BEGIN Extracted information
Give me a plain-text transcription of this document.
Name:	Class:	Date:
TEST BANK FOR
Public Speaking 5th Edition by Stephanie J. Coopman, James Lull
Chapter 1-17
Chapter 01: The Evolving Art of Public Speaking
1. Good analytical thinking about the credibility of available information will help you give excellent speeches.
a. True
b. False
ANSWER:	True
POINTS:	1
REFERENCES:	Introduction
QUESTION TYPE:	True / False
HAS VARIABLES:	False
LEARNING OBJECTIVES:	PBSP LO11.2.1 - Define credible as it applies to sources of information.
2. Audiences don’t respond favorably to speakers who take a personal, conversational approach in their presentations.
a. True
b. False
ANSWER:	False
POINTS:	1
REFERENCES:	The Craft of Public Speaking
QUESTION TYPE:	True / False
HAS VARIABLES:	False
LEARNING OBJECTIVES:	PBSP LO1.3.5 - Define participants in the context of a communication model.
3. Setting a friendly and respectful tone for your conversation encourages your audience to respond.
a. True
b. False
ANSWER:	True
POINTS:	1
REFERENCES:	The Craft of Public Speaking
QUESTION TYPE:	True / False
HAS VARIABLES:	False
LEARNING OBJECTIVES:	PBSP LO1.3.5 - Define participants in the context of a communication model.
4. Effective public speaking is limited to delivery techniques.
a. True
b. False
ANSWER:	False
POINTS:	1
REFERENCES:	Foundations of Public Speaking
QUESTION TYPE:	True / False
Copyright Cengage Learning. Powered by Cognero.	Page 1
END Extracted information
**To be done:** Copy out all of the lines above exactly.

**Output of the task:**
Give me a plain-text transcription of this document.
Name:	Class:	Date:
TEST BANK FOR
Public Speaking 5th Edition by Stephanie J. Coopman, James Lull
Chapter 1-17
Chapter 01: The Evolving Art of Public Speaking
1. Good analytical thinking about the credibility of available information will help you give excellent speeches.
a. True
b. False
ANSWER:	True
POINTS:	1
REFERENCES:	Introduction
QUESTION TYPE:	True / False
HAS VARIABLES:	False
LEARNING OBJECTIVES:	PBSP LO11.2.1 - Define credible as it applies to sources of information.
2. Audiences don’t respond favorably to speakers who take a personal, conversational approach in their presentations.
a. True
b. False
ANSWER:	False
POINTS:	1
REFERENCES:	The Craft of Public Speaking
QUESTION TYPE:	True / False
HAS VARIABLES:	False
LEARNING OBJECTIVES:	PBSP LO1.3.5 - Define participants in the context of a communication model.
3. Setting a friendly and respectful tone for your conversation encourages your audience to respond.
a. True
b. False
ANSWER:	True
POINTS:	1
REFERENCES:	The Craft of Public Speaking
QUESTION TYPE:	True / False
HAS VARIABLES:	False
LEARNING OBJECTIVES:	PBSP LO1.3.5 - Define participants in the context of a communication model.
4. Effective public speaking is limited to delivery techniques.
a. True
b. False
ANSWER:	False
POINTS:	1
REFERENCES:	Foundations of Public Speaking
QUESTION TYPE:	True / False
Copyright Cengage Learning. Powered by Cognero.	Page 1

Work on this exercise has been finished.